**Task statement:** Using the listing below, report all lines holding the word "Layout".

**Records for the exercise:**
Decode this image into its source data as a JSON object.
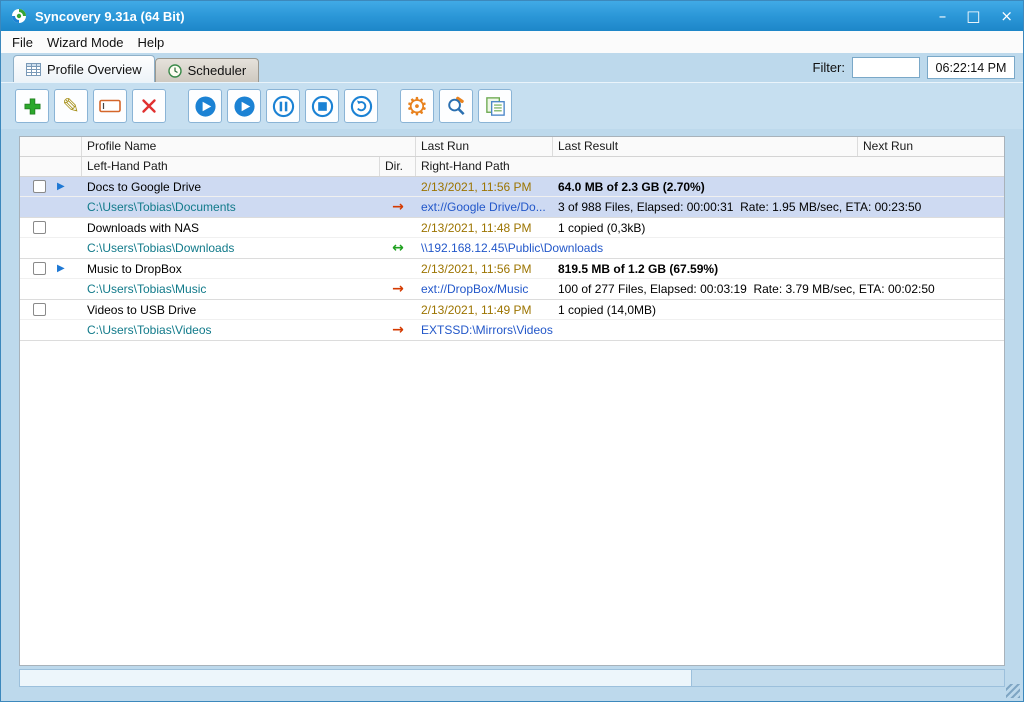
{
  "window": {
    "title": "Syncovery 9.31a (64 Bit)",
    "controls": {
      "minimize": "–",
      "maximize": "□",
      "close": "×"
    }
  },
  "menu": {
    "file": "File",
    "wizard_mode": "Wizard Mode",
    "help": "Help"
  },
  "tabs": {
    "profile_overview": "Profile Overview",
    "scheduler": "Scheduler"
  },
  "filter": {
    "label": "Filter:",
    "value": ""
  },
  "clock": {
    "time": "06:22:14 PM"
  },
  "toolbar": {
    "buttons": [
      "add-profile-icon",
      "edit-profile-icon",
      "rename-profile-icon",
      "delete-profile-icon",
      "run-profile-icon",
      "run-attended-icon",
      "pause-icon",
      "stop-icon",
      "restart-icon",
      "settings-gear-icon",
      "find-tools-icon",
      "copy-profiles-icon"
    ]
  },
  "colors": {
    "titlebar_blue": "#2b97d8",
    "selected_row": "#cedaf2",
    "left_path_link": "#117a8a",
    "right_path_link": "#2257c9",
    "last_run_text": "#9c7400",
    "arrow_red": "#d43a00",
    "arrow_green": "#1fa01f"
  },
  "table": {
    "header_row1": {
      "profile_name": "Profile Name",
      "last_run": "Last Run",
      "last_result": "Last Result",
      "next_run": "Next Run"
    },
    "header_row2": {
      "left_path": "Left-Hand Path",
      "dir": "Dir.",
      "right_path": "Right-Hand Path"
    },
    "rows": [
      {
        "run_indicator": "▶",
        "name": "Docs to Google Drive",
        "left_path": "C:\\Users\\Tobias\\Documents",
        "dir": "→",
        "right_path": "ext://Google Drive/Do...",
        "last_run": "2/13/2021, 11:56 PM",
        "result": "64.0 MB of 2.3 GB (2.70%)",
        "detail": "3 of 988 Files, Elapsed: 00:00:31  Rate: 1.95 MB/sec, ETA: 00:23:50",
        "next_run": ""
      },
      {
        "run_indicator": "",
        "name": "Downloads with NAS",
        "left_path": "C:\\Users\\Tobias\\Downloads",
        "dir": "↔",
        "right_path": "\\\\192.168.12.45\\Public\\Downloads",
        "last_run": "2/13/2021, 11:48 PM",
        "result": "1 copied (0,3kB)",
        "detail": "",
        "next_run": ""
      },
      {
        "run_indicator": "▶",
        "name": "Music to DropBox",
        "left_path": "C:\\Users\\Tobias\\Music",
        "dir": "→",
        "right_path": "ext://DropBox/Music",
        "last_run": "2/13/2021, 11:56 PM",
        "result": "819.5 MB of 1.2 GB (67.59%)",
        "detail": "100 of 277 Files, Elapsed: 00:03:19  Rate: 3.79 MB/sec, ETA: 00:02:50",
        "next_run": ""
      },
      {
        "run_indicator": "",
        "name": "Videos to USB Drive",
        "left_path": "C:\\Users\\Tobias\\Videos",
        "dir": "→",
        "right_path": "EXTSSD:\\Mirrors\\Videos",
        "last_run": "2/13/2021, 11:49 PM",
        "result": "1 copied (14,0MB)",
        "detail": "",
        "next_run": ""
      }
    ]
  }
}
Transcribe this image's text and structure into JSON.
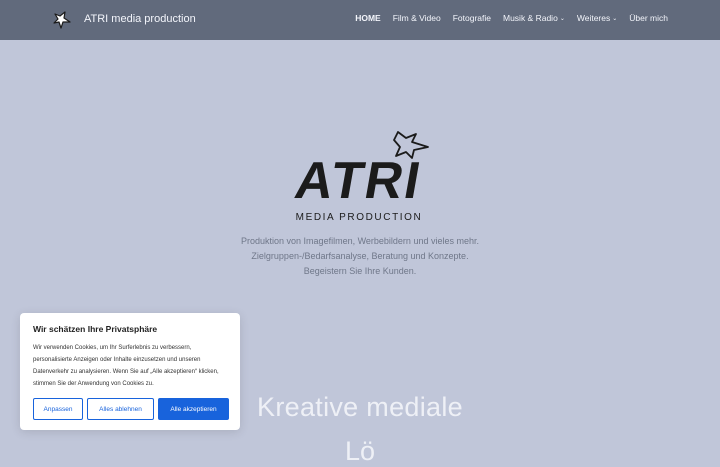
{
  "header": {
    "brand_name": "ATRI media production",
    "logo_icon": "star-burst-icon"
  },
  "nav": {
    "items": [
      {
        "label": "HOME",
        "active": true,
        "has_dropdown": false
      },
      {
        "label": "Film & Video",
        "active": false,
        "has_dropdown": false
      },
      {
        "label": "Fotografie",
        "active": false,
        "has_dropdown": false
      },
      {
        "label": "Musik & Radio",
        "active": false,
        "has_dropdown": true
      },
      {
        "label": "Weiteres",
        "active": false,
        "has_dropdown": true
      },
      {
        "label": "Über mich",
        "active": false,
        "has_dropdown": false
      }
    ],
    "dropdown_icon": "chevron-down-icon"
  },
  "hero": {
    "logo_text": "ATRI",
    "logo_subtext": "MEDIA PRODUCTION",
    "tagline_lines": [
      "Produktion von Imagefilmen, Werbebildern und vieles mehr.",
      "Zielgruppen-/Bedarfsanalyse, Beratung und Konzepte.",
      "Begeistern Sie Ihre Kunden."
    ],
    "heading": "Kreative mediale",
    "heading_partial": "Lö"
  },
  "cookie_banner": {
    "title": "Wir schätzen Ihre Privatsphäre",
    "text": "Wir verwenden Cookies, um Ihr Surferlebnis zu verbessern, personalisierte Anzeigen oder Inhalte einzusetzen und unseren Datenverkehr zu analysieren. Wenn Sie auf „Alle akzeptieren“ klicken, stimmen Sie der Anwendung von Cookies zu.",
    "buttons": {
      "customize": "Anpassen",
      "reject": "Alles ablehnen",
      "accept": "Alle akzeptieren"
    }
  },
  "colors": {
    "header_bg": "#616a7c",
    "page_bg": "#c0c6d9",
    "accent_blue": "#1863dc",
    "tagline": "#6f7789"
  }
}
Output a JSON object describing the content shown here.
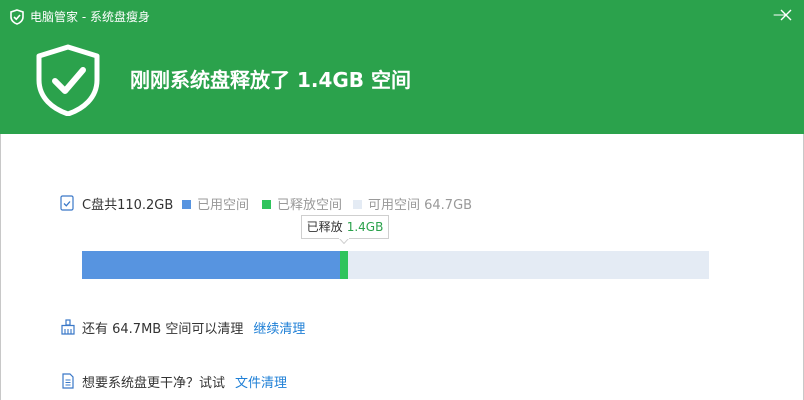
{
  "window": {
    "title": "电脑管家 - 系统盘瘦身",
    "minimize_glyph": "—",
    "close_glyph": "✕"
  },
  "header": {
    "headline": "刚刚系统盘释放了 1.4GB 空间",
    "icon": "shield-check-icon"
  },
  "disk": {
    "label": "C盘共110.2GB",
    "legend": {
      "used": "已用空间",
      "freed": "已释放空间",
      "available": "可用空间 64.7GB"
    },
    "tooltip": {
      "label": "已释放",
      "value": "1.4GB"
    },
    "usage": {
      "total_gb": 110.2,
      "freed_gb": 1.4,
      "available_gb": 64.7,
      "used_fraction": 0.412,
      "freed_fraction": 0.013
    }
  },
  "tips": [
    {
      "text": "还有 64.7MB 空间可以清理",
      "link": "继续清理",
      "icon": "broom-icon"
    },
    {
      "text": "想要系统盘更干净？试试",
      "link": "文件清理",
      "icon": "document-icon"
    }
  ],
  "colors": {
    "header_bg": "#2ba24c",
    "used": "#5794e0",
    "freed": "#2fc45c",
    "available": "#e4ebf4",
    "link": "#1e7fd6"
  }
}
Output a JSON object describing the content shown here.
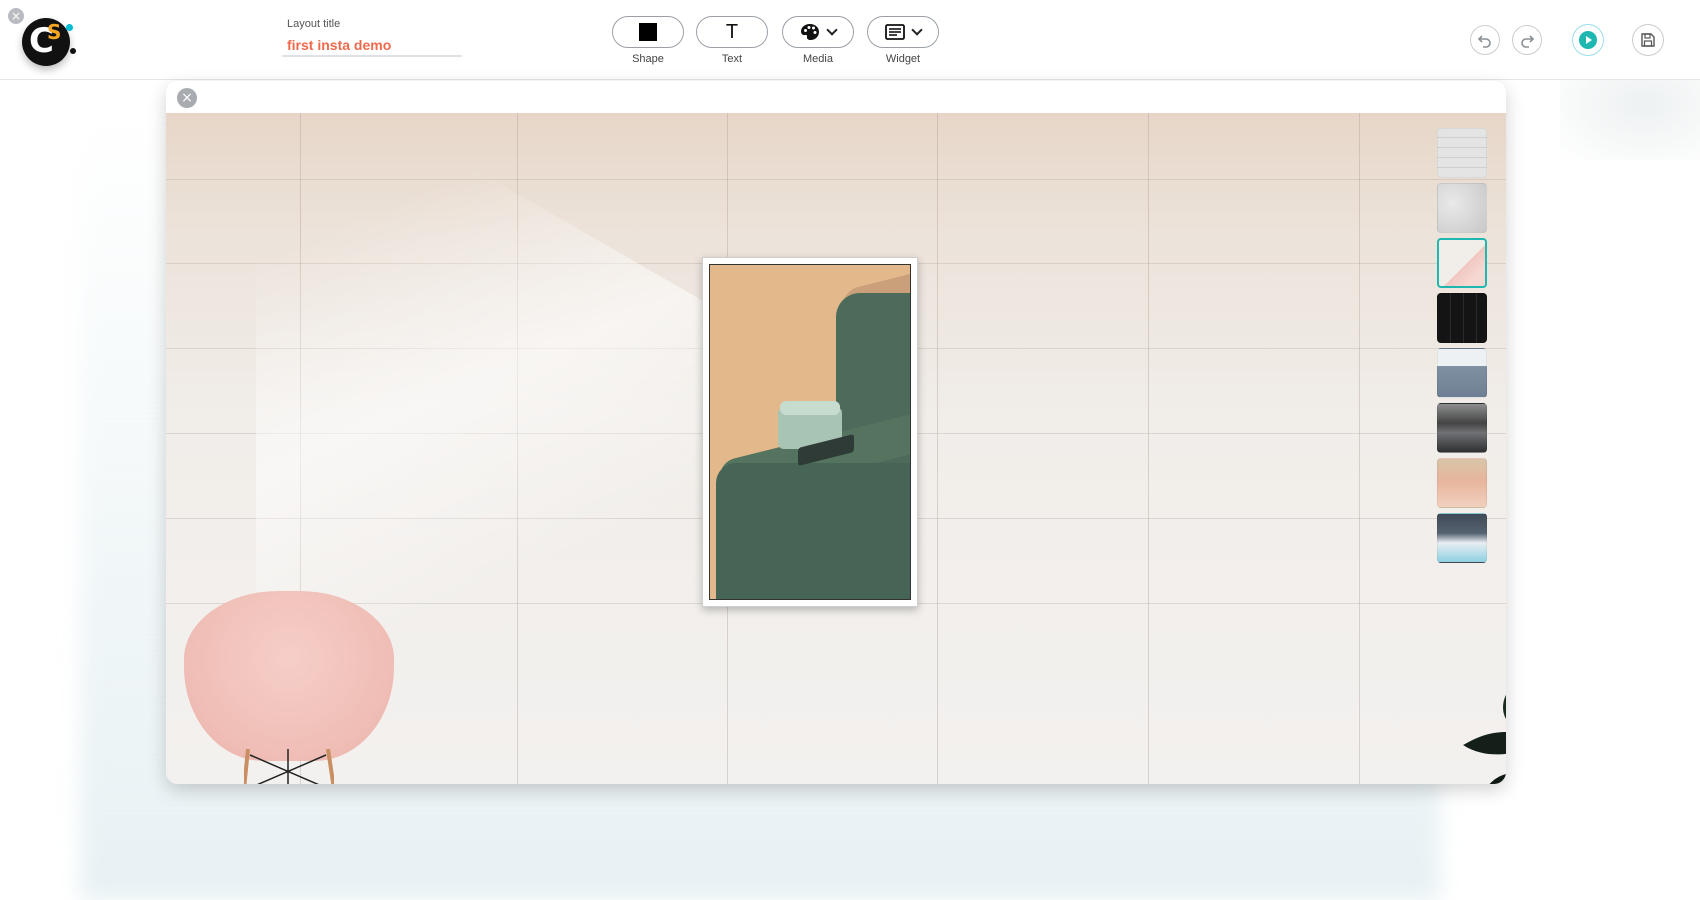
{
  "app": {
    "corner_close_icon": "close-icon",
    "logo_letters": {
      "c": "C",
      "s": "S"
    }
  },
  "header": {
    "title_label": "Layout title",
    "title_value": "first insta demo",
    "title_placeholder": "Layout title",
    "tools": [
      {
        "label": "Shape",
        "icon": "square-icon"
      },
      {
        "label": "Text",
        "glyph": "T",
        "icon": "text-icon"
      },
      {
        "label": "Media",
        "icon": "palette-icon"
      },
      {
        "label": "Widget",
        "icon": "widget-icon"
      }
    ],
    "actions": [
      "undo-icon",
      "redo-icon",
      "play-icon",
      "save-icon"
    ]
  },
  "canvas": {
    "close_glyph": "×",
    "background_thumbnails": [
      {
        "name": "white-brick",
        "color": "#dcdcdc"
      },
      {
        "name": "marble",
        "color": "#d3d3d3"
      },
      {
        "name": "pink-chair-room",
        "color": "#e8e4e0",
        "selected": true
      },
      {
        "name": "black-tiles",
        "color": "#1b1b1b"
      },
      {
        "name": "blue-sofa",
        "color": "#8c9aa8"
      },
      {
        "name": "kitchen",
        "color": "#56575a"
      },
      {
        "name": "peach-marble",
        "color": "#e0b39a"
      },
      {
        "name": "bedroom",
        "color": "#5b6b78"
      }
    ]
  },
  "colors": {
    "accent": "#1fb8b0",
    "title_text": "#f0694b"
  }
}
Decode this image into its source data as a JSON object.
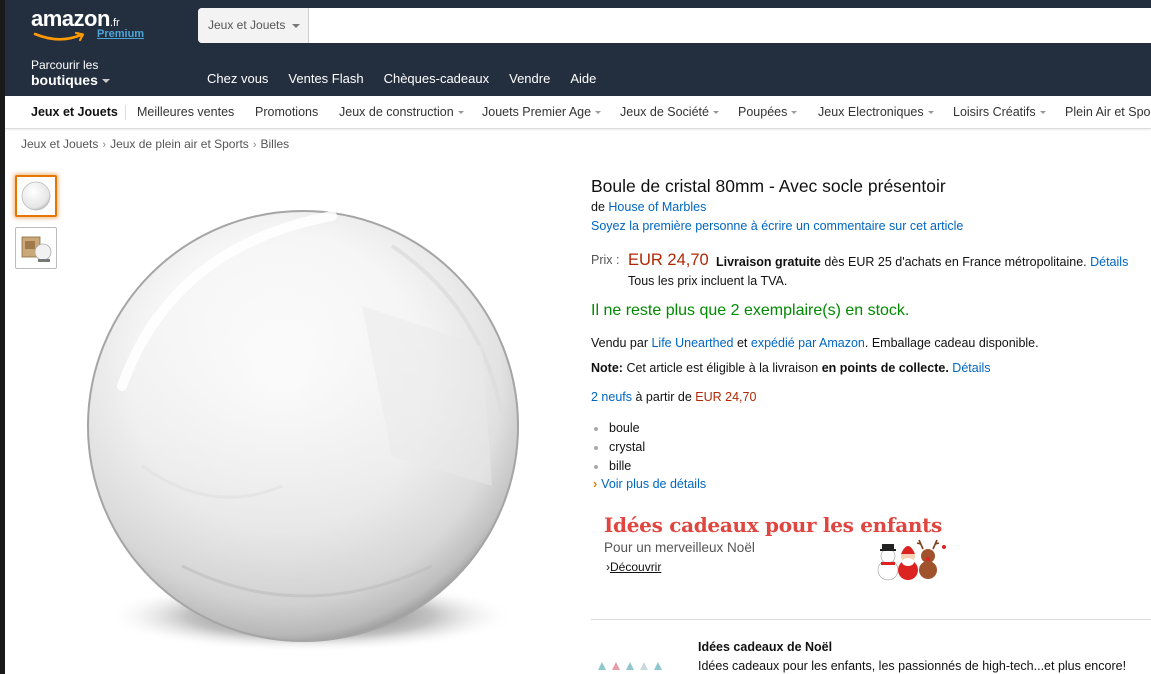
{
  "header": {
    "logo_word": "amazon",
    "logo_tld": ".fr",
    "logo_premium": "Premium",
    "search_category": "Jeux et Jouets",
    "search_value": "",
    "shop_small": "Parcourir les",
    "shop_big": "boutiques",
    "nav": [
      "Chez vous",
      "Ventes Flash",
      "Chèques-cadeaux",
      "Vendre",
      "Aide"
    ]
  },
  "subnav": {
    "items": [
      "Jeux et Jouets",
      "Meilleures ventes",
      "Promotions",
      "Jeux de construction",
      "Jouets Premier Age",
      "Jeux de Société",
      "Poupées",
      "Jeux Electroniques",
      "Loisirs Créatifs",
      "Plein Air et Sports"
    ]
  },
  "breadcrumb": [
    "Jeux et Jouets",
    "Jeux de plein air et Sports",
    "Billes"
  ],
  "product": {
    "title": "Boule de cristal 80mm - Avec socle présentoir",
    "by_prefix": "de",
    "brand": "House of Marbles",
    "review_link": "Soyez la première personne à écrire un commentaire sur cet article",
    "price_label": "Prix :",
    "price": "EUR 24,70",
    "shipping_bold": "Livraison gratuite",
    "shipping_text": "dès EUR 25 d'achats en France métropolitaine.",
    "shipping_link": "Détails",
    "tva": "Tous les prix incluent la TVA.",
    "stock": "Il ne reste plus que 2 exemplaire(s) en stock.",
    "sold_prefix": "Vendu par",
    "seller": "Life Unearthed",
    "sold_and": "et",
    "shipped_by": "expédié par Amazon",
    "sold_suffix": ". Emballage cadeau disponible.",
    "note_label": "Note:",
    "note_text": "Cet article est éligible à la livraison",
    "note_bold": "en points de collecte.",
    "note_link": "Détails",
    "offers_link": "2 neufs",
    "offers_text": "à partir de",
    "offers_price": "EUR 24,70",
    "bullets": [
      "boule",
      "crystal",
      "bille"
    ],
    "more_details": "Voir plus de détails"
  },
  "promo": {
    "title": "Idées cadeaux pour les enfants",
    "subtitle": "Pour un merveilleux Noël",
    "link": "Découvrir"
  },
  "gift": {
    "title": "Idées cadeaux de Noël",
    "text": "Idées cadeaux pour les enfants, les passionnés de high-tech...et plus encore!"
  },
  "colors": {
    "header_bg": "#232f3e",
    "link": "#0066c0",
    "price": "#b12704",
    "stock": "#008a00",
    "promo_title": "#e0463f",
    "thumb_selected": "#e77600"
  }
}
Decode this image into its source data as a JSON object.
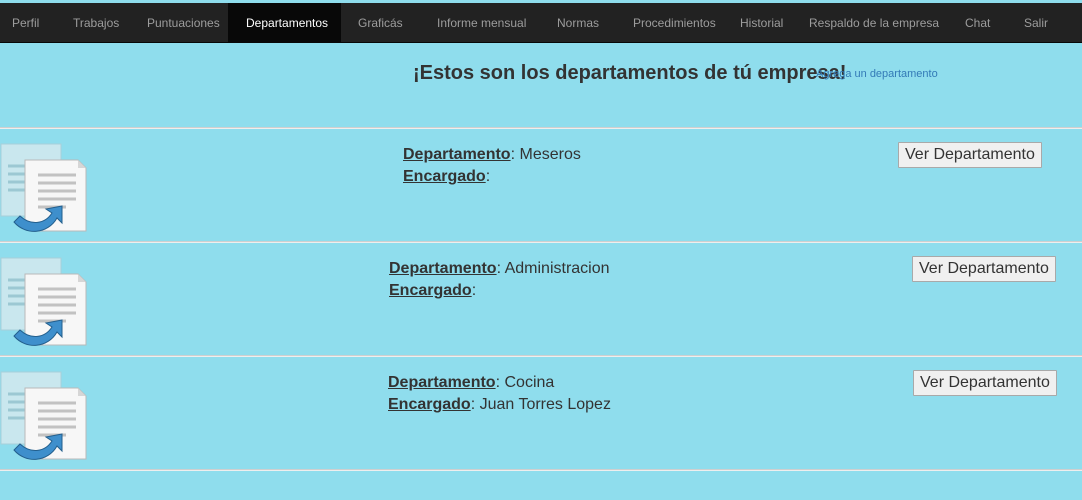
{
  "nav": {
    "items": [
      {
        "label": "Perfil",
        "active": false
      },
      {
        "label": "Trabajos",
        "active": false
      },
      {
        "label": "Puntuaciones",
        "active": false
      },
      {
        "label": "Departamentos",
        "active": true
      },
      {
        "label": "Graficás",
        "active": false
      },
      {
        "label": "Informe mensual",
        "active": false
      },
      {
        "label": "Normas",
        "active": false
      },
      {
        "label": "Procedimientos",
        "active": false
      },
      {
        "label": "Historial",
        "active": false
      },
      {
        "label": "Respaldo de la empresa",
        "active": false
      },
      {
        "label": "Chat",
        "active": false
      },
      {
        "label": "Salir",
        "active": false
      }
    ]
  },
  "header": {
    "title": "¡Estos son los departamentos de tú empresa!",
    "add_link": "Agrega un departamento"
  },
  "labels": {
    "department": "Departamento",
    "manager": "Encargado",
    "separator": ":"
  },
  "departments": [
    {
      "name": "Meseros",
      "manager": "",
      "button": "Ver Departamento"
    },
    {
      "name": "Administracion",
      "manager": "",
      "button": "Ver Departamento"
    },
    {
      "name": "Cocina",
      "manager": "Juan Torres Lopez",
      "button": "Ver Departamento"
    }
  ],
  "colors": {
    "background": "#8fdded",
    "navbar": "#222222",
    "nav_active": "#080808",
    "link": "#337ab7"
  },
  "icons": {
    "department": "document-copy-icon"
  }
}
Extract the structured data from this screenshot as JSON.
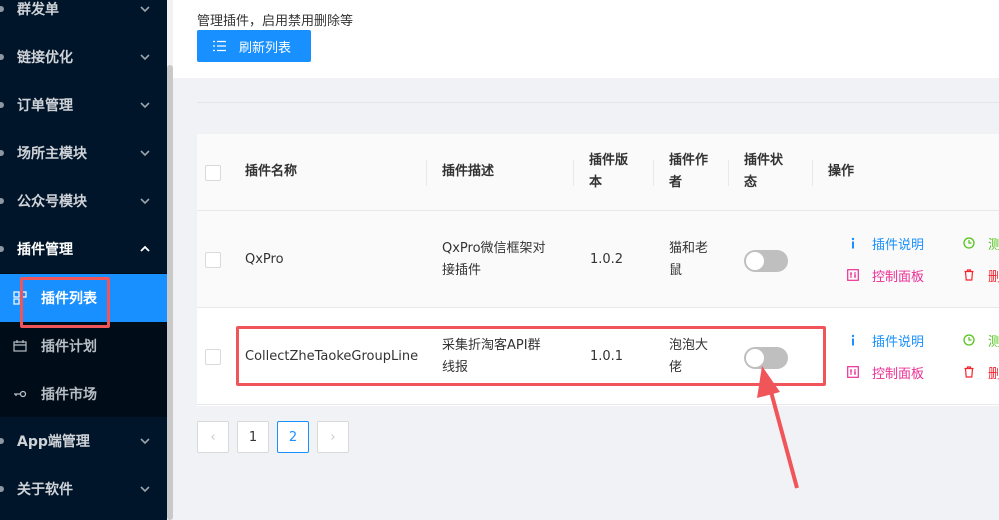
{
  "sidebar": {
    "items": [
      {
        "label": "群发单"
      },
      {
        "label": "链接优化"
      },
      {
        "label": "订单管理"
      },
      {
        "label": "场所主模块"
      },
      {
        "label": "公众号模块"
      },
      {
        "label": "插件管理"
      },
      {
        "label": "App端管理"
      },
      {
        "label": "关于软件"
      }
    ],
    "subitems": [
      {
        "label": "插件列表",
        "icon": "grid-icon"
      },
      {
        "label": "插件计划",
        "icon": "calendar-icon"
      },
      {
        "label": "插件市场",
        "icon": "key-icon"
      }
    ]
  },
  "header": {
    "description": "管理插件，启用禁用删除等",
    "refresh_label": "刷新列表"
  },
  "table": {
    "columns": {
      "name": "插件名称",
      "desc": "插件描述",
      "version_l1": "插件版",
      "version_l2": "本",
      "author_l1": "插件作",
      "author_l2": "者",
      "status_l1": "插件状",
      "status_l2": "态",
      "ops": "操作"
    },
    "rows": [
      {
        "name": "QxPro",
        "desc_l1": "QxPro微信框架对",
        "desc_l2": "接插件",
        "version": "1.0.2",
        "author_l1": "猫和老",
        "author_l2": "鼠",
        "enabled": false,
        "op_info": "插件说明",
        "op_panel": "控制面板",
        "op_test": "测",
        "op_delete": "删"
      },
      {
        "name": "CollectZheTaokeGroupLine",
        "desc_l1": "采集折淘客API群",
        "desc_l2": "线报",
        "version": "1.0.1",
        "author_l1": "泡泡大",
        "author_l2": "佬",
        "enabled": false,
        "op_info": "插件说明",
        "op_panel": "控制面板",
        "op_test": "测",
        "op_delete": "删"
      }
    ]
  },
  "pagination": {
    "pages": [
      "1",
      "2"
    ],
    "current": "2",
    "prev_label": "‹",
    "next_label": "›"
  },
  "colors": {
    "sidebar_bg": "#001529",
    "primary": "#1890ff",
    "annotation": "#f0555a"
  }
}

**Response below:**
    "title_label": "Layout title",
    "title_placeholder": "Layout title",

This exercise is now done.